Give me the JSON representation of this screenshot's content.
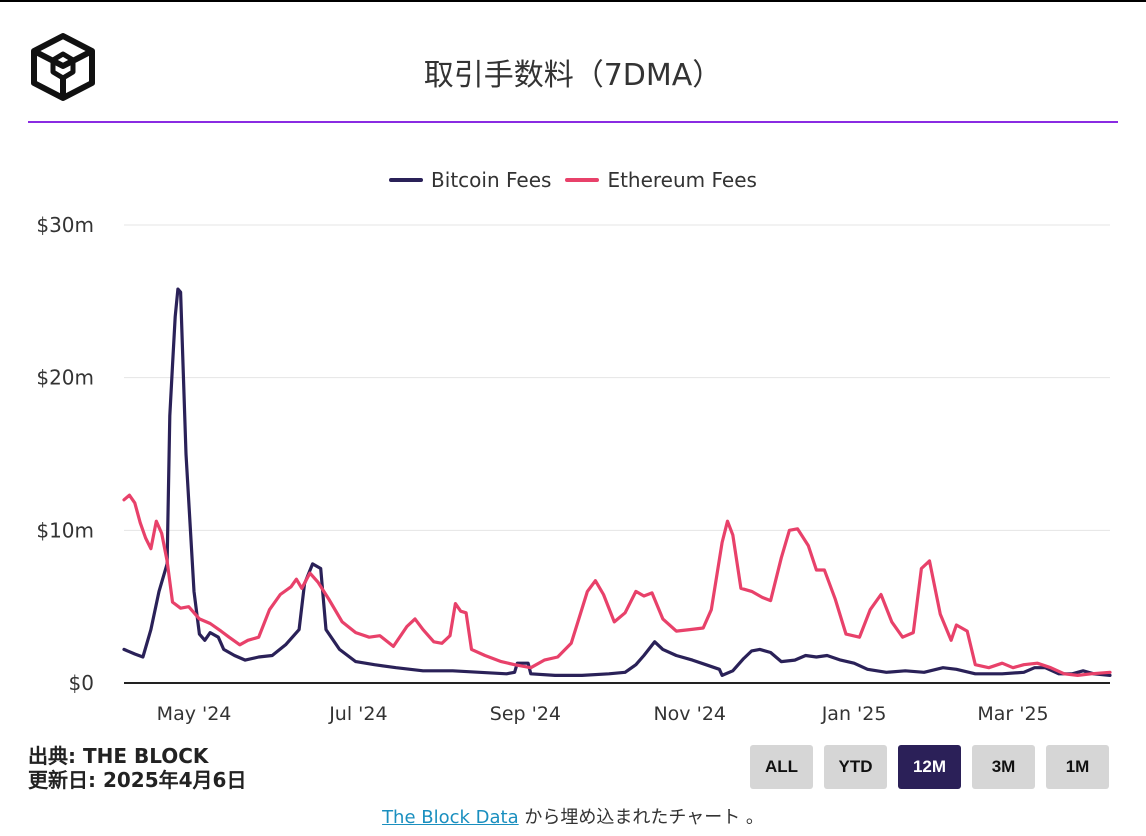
{
  "header": {
    "title": "取引手数料（7DMA）"
  },
  "legend": {
    "bitcoin_label": "Bitcoin Fees",
    "ethereum_label": "Ethereum Fees"
  },
  "colors": {
    "bitcoin": "#2a2158",
    "ethereum": "#e8416a",
    "accent_rule": "#8a2be2",
    "active_button": "#2b2058"
  },
  "footer": {
    "source_line": "出典: THE BLOCK",
    "updated_line": "更新日: 2025年4月6日",
    "embed_link": "The Block Data",
    "embed_suffix": " から埋め込まれたチャート 。"
  },
  "range_buttons": [
    {
      "label": "ALL",
      "active": false
    },
    {
      "label": "YTD",
      "active": false
    },
    {
      "label": "12M",
      "active": true
    },
    {
      "label": "3M",
      "active": false
    },
    {
      "label": "1M",
      "active": false
    }
  ],
  "chart_data": {
    "type": "line",
    "title": "取引手数料（7DMA）",
    "xlabel": "",
    "ylabel": "",
    "ylim": [
      0,
      30
    ],
    "yticks": [
      0,
      10,
      20,
      30
    ],
    "ytick_labels": [
      "$0",
      "$10m",
      "$20m",
      "$30m"
    ],
    "xlim": [
      "2024-04-05",
      "2025-04-06"
    ],
    "xticks": [
      "2024-05-01",
      "2024-07-01",
      "2024-09-01",
      "2024-11-01",
      "2025-01-01",
      "2025-03-01"
    ],
    "xtick_labels": [
      "May '24",
      "Jul '24",
      "Sep '24",
      "Nov '24",
      "Jan '25",
      "Mar '25"
    ],
    "grid": true,
    "legend_position": "top",
    "series": [
      {
        "name": "Bitcoin Fees",
        "color": "#2a2158",
        "points": [
          [
            "2024-04-05",
            2.2
          ],
          [
            "2024-04-09",
            1.9
          ],
          [
            "2024-04-12",
            1.7
          ],
          [
            "2024-04-15",
            3.5
          ],
          [
            "2024-04-18",
            6.0
          ],
          [
            "2024-04-21",
            7.8
          ],
          [
            "2024-04-22",
            17.5
          ],
          [
            "2024-04-23",
            20.8
          ],
          [
            "2024-04-24",
            24.0
          ],
          [
            "2024-04-25",
            25.8
          ],
          [
            "2024-04-26",
            25.6
          ],
          [
            "2024-04-28",
            15.0
          ],
          [
            "2024-05-01",
            6.0
          ],
          [
            "2024-05-03",
            3.2
          ],
          [
            "2024-05-05",
            2.8
          ],
          [
            "2024-05-07",
            3.3
          ],
          [
            "2024-05-10",
            3.0
          ],
          [
            "2024-05-12",
            2.2
          ],
          [
            "2024-05-16",
            1.8
          ],
          [
            "2024-05-20",
            1.5
          ],
          [
            "2024-05-25",
            1.7
          ],
          [
            "2024-05-30",
            1.8
          ],
          [
            "2024-06-04",
            2.5
          ],
          [
            "2024-06-09",
            3.5
          ],
          [
            "2024-06-11",
            6.5
          ],
          [
            "2024-06-14",
            7.8
          ],
          [
            "2024-06-17",
            7.5
          ],
          [
            "2024-06-19",
            3.5
          ],
          [
            "2024-06-24",
            2.2
          ],
          [
            "2024-06-30",
            1.4
          ],
          [
            "2024-07-07",
            1.2
          ],
          [
            "2024-07-15",
            1.0
          ],
          [
            "2024-07-25",
            0.8
          ],
          [
            "2024-08-05",
            0.8
          ],
          [
            "2024-08-15",
            0.7
          ],
          [
            "2024-08-25",
            0.6
          ],
          [
            "2024-08-28",
            0.7
          ],
          [
            "2024-08-29",
            1.3
          ],
          [
            "2024-09-02",
            1.3
          ],
          [
            "2024-09-03",
            0.6
          ],
          [
            "2024-09-12",
            0.5
          ],
          [
            "2024-09-22",
            0.5
          ],
          [
            "2024-10-02",
            0.6
          ],
          [
            "2024-10-08",
            0.7
          ],
          [
            "2024-10-12",
            1.2
          ],
          [
            "2024-10-15",
            1.8
          ],
          [
            "2024-10-19",
            2.7
          ],
          [
            "2024-10-22",
            2.2
          ],
          [
            "2024-10-27",
            1.8
          ],
          [
            "2024-11-02",
            1.5
          ],
          [
            "2024-11-07",
            1.2
          ],
          [
            "2024-11-12",
            0.9
          ],
          [
            "2024-11-13",
            0.5
          ],
          [
            "2024-11-17",
            0.8
          ],
          [
            "2024-11-21",
            1.6
          ],
          [
            "2024-11-24",
            2.1
          ],
          [
            "2024-11-27",
            2.2
          ],
          [
            "2024-12-01",
            2.0
          ],
          [
            "2024-12-05",
            1.4
          ],
          [
            "2024-12-10",
            1.5
          ],
          [
            "2024-12-14",
            1.8
          ],
          [
            "2024-12-18",
            1.7
          ],
          [
            "2024-12-22",
            1.8
          ],
          [
            "2024-12-27",
            1.5
          ],
          [
            "2025-01-01",
            1.3
          ],
          [
            "2025-01-06",
            0.9
          ],
          [
            "2025-01-13",
            0.7
          ],
          [
            "2025-01-20",
            0.8
          ],
          [
            "2025-01-27",
            0.7
          ],
          [
            "2025-02-03",
            1.0
          ],
          [
            "2025-02-08",
            0.9
          ],
          [
            "2025-02-15",
            0.6
          ],
          [
            "2025-02-25",
            0.6
          ],
          [
            "2025-03-05",
            0.7
          ],
          [
            "2025-03-09",
            1.0
          ],
          [
            "2025-03-13",
            1.0
          ],
          [
            "2025-03-18",
            0.6
          ],
          [
            "2025-03-23",
            0.6
          ],
          [
            "2025-03-27",
            0.8
          ],
          [
            "2025-03-31",
            0.6
          ],
          [
            "2025-04-06",
            0.5
          ]
        ]
      },
      {
        "name": "Ethereum Fees",
        "color": "#e8416a",
        "points": [
          [
            "2024-04-05",
            12.0
          ],
          [
            "2024-04-07",
            12.3
          ],
          [
            "2024-04-09",
            11.8
          ],
          [
            "2024-04-11",
            10.5
          ],
          [
            "2024-04-13",
            9.5
          ],
          [
            "2024-04-15",
            8.8
          ],
          [
            "2024-04-17",
            10.6
          ],
          [
            "2024-04-19",
            9.8
          ],
          [
            "2024-04-21",
            8.0
          ],
          [
            "2024-04-23",
            5.3
          ],
          [
            "2024-04-26",
            4.9
          ],
          [
            "2024-04-29",
            5.0
          ],
          [
            "2024-05-03",
            4.2
          ],
          [
            "2024-05-07",
            3.9
          ],
          [
            "2024-05-11",
            3.4
          ],
          [
            "2024-05-14",
            3.0
          ],
          [
            "2024-05-18",
            2.5
          ],
          [
            "2024-05-21",
            2.8
          ],
          [
            "2024-05-25",
            3.0
          ],
          [
            "2024-05-29",
            4.8
          ],
          [
            "2024-06-02",
            5.8
          ],
          [
            "2024-06-06",
            6.3
          ],
          [
            "2024-06-08",
            6.8
          ],
          [
            "2024-06-10",
            6.2
          ],
          [
            "2024-06-13",
            7.2
          ],
          [
            "2024-06-16",
            6.6
          ],
          [
            "2024-06-20",
            5.5
          ],
          [
            "2024-06-25",
            4.0
          ],
          [
            "2024-06-30",
            3.3
          ],
          [
            "2024-07-05",
            3.0
          ],
          [
            "2024-07-09",
            3.1
          ],
          [
            "2024-07-14",
            2.4
          ],
          [
            "2024-07-19",
            3.7
          ],
          [
            "2024-07-22",
            4.2
          ],
          [
            "2024-07-25",
            3.5
          ],
          [
            "2024-07-29",
            2.7
          ],
          [
            "2024-08-01",
            2.6
          ],
          [
            "2024-08-04",
            3.1
          ],
          [
            "2024-08-06",
            5.2
          ],
          [
            "2024-08-08",
            4.7
          ],
          [
            "2024-08-10",
            4.6
          ],
          [
            "2024-08-12",
            2.2
          ],
          [
            "2024-08-17",
            1.8
          ],
          [
            "2024-08-23",
            1.4
          ],
          [
            "2024-08-28",
            1.2
          ],
          [
            "2024-09-03",
            1.0
          ],
          [
            "2024-09-08",
            1.5
          ],
          [
            "2024-09-13",
            1.7
          ],
          [
            "2024-09-18",
            2.6
          ],
          [
            "2024-09-21",
            4.3
          ],
          [
            "2024-09-24",
            6.0
          ],
          [
            "2024-09-27",
            6.7
          ],
          [
            "2024-09-30",
            5.8
          ],
          [
            "2024-10-04",
            4.0
          ],
          [
            "2024-10-08",
            4.6
          ],
          [
            "2024-10-12",
            6.0
          ],
          [
            "2024-10-15",
            5.7
          ],
          [
            "2024-10-18",
            5.9
          ],
          [
            "2024-10-22",
            4.2
          ],
          [
            "2024-10-27",
            3.4
          ],
          [
            "2024-11-01",
            3.5
          ],
          [
            "2024-11-06",
            3.6
          ],
          [
            "2024-11-09",
            4.8
          ],
          [
            "2024-11-13",
            9.2
          ],
          [
            "2024-11-15",
            10.6
          ],
          [
            "2024-11-17",
            9.7
          ],
          [
            "2024-11-20",
            6.2
          ],
          [
            "2024-11-24",
            6.0
          ],
          [
            "2024-11-28",
            5.6
          ],
          [
            "2024-12-01",
            5.4
          ],
          [
            "2024-12-05",
            8.2
          ],
          [
            "2024-12-08",
            10.0
          ],
          [
            "2024-12-11",
            10.1
          ],
          [
            "2024-12-15",
            9.0
          ],
          [
            "2024-12-18",
            7.4
          ],
          [
            "2024-12-21",
            7.4
          ],
          [
            "2024-12-25",
            5.5
          ],
          [
            "2024-12-29",
            3.2
          ],
          [
            "2025-01-03",
            3.0
          ],
          [
            "2025-01-07",
            4.8
          ],
          [
            "2025-01-11",
            5.8
          ],
          [
            "2025-01-15",
            4.0
          ],
          [
            "2025-01-19",
            3.0
          ],
          [
            "2025-01-23",
            3.3
          ],
          [
            "2025-01-26",
            7.5
          ],
          [
            "2025-01-29",
            8.0
          ],
          [
            "2025-02-02",
            4.5
          ],
          [
            "2025-02-06",
            2.8
          ],
          [
            "2025-02-08",
            3.8
          ],
          [
            "2025-02-12",
            3.4
          ],
          [
            "2025-02-15",
            1.2
          ],
          [
            "2025-02-20",
            1.0
          ],
          [
            "2025-02-25",
            1.3
          ],
          [
            "2025-03-01",
            1.0
          ],
          [
            "2025-03-05",
            1.2
          ],
          [
            "2025-03-10",
            1.3
          ],
          [
            "2025-03-15",
            1.0
          ],
          [
            "2025-03-20",
            0.6
          ],
          [
            "2025-03-25",
            0.5
          ],
          [
            "2025-03-30",
            0.6
          ],
          [
            "2025-04-06",
            0.7
          ]
        ]
      }
    ]
  }
}
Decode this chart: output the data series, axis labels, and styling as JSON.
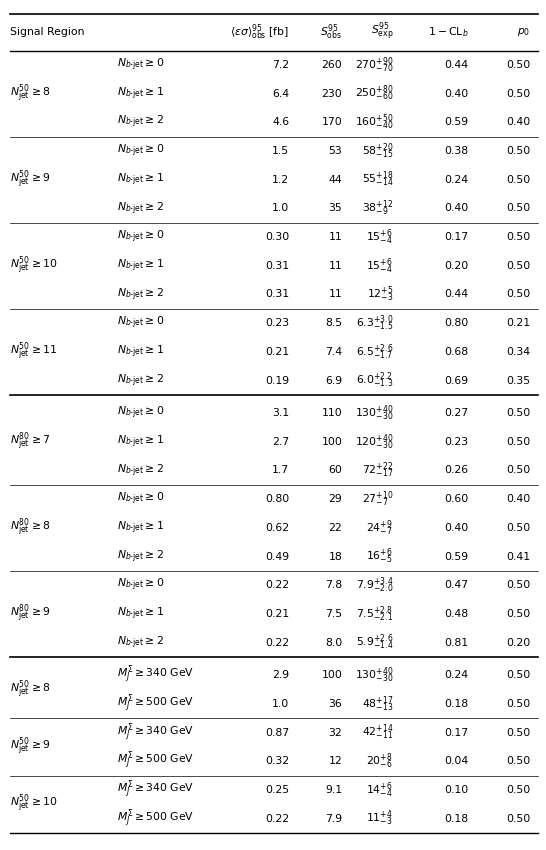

━━━

* _DESCRIPTION OF THE TASK_: List every line in the records above that contains the word "this".

* _EXERCISE RESPONSE_:
Give me the JSON representation of this screenshot's content.
Decode this chart: output the data series, axis labels, and styling as JSON.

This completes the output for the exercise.